**Exercise a**
Copy the lines of the records from the line containing "- contact-unit: Contacts: [385, 823, 480, 851]" through the line containing "- tab-backup-label: Backup: [409, 1331, 449, 1343]", both included, with no changes.

**Article**

== == ==

You will come up with ideas through the years that won’t make it, even into shooting. You hold on to it. Put it into your back pocket for later. Even things you shoot get cut out of the movie, so people will never see it. You’ve always got those in your back pocket, but I hire teams that are always trying to think of new things and pushing the envelope. Bringing on Daniel Stevens and Michael Lehr, our fight coordinator and choreographer, we tried to infuse new things into that. That’s the cool thing. When you hire other people, they’ve worked on projects and there’s moves and choreography that they have been unable to use, so they bring their bag of tricks and you just kind of shake it all out on the floor and go, all right, “What’s the best stuff for this character and this moment?”

There’s a lot of fight choreography you could single out in this movie, but one that I haven’t seen before is a moment in which Tyler has to go up against a gang of teenagers. What do you remember from coming up with that premise?

That was always a scene we were very excited about when we saw it on paper, because it was new. It was fresh. How do you do that, safely? That was one of the most difficult sequences of the movie. It’s a night shoot and you are working with minors, so there is a time limit. So you don’t have the normal 10 to 12 hours. You have to schedule your day around getting all of their stuff. And once it gets late, kids aren’t used to staying up. By midnight, 1 o’clock, the kids are dragging. It’s hard to focus. You are trying to do an action scene with them swinging around machetes and doing choreography. It really was a challenge to keep everybody focused and energized and safe. It’s the challenge of finding doubles. Often [child] actors are 5 feet tall or shorter. If you are going to do a stunt with them — part of the fun is a guy tossing them around — you can’t do that with the kids. So you’ve got to double them. So you’ve got to find smaller men or women of a legal age for performing stunts on a movie like this.

Extraction gives audiences the chance to see international stars they may not be familiar with. Even people who have two lines in the movie are memorable. How did you assemble this cast?

We really wanted to make sure and provide the movie with top-notch acting. Even if they were delivering a line or two lines. It could easily fall off into — I don’t want to say genre movie, but a typical movie where, “We just need one line from him, just get anybody.” We were very diligent with our casting department about finding talented actors.

== == ==

[Bounding box annotations]
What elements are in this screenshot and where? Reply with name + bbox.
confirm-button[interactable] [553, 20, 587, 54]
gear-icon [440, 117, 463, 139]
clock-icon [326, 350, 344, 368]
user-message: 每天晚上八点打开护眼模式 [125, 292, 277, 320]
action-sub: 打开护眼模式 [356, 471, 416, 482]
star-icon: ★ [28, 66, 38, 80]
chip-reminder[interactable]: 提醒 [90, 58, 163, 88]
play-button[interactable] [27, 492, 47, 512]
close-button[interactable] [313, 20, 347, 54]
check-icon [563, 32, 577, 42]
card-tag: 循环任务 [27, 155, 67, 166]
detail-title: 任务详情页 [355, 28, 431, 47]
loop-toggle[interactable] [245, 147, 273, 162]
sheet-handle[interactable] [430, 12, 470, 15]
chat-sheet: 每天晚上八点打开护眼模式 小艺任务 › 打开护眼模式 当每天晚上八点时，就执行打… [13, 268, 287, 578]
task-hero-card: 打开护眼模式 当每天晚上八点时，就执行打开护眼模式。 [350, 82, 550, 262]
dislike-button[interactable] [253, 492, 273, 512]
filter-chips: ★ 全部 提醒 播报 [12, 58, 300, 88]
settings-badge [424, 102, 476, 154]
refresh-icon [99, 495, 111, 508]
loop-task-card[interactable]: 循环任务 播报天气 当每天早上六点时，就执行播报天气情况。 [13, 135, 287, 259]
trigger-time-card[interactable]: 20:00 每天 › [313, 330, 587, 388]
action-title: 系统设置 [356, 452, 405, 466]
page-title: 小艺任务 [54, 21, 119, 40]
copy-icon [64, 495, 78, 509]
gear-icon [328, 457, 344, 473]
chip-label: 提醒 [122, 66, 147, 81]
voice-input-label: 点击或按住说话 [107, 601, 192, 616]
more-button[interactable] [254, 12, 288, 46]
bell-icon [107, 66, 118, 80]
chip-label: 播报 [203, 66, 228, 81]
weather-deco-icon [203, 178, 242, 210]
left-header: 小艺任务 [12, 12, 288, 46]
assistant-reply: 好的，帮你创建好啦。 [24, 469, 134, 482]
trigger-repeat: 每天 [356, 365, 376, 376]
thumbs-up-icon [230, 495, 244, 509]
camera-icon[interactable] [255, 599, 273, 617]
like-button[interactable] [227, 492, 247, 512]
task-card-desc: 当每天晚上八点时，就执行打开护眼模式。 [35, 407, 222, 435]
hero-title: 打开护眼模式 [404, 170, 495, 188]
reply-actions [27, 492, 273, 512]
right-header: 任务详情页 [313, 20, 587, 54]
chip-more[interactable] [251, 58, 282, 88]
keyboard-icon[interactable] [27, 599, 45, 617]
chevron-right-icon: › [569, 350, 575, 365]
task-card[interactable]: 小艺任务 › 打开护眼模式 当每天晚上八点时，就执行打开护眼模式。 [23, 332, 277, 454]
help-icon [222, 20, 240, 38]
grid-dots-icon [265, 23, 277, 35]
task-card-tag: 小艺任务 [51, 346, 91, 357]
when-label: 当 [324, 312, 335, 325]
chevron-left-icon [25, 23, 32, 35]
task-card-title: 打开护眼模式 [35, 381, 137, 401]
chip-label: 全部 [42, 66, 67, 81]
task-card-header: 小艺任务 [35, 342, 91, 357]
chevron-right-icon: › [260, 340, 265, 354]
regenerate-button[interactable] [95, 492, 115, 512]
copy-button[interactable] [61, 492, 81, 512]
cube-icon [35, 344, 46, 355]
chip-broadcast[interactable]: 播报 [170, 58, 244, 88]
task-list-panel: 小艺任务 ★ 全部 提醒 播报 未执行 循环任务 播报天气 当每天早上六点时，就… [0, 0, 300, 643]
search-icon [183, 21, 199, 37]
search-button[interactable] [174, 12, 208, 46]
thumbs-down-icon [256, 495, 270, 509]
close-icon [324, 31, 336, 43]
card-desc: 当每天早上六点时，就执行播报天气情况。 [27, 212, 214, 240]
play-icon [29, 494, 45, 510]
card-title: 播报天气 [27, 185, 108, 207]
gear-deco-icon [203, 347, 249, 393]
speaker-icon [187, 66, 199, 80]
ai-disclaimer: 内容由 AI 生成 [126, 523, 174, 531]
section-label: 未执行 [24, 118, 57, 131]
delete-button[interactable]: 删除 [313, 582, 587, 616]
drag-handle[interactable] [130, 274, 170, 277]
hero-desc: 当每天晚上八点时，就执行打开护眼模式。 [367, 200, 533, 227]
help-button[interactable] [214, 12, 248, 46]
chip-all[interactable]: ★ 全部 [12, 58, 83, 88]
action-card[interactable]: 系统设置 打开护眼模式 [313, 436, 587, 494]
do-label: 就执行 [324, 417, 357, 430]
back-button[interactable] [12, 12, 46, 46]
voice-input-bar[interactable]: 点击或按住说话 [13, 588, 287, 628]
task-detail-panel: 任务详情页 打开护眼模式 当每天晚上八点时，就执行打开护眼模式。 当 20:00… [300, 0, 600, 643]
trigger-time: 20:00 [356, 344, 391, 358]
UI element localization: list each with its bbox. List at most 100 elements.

== == ==

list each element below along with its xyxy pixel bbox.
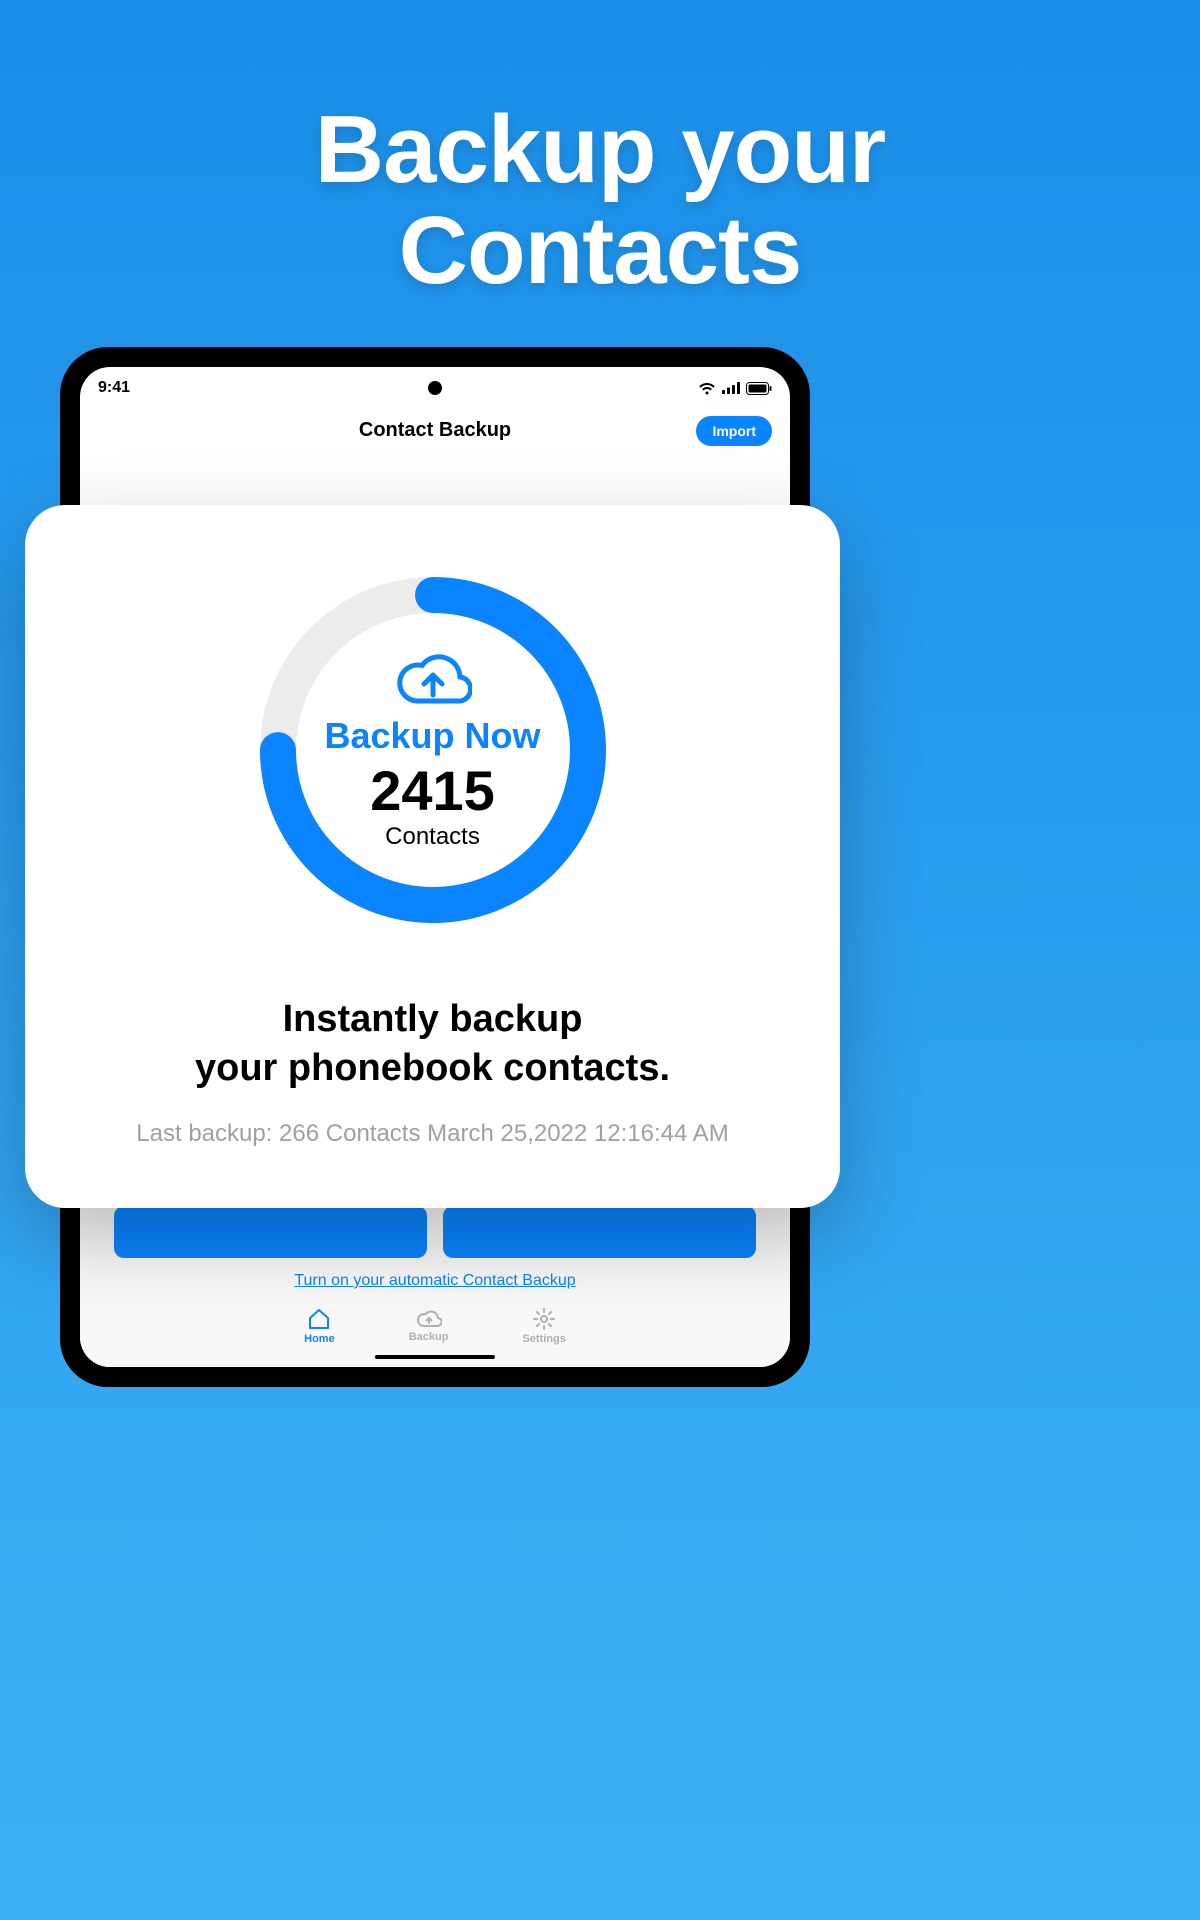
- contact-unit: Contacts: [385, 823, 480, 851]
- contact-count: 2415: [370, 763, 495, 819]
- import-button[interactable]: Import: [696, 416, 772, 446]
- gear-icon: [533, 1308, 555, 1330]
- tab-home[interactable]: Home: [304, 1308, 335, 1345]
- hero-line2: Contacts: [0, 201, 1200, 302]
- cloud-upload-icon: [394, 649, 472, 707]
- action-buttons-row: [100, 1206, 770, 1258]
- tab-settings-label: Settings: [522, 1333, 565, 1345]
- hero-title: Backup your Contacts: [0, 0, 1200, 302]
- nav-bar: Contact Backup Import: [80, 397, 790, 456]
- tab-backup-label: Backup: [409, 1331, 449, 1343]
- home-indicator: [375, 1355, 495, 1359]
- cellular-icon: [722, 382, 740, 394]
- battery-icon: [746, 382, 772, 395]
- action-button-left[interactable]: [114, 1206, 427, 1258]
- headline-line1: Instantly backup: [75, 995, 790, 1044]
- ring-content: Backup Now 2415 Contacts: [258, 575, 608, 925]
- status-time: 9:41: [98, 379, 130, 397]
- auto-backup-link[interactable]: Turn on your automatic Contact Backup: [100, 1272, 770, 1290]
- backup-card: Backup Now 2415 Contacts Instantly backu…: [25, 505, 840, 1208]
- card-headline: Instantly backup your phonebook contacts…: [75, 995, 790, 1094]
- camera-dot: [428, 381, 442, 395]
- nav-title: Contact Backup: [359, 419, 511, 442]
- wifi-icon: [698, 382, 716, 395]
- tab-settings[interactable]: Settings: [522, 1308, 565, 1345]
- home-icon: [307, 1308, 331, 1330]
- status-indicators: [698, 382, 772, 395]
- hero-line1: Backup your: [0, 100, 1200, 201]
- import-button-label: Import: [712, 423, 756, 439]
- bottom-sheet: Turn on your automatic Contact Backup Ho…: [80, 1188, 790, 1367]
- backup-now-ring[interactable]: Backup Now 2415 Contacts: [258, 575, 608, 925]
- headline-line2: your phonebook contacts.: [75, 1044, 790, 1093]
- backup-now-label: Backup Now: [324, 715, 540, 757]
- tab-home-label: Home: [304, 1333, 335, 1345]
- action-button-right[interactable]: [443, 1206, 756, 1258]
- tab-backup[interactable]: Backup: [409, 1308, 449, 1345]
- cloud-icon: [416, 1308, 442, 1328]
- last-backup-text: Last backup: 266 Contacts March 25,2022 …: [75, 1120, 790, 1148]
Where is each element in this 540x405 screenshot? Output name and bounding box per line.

== == ==

**Exercise b**
Using the interview above, answer each question briefly:
(i) What roles are Daniel Stevens and Michael Lehr described as holding?
(ii) Why was there a time limit on the night shoot for the scene with the gang of teenagers?
(iii) What did the team want to provide the movie with when assembling the cast?

**Correct response a**
- contact-unit: Contacts: [385, 823, 480, 851]
- contact-count: 2415: [370, 763, 495, 819]
- import-button[interactable]: Import: [696, 416, 772, 446]
- gear-icon: [533, 1308, 555, 1330]
- tab-home[interactable]: Home: [304, 1308, 335, 1345]
- hero-line2: Contacts: [0, 201, 1200, 302]
- cloud-upload-icon: [394, 649, 472, 707]
- action-buttons-row: [100, 1206, 770, 1258]
- tab-settings-label: Settings: [522, 1333, 565, 1345]
- hero-title: Backup your Contacts: [0, 0, 1200, 302]
- nav-bar: Contact Backup Import: [80, 397, 790, 456]
- tab-backup-label: Backup: [409, 1331, 449, 1343]

**Correct response b**
(i) Fight coordinator and choreographer.
(ii) Because they were working with minors.
(iii) Top-notch acting.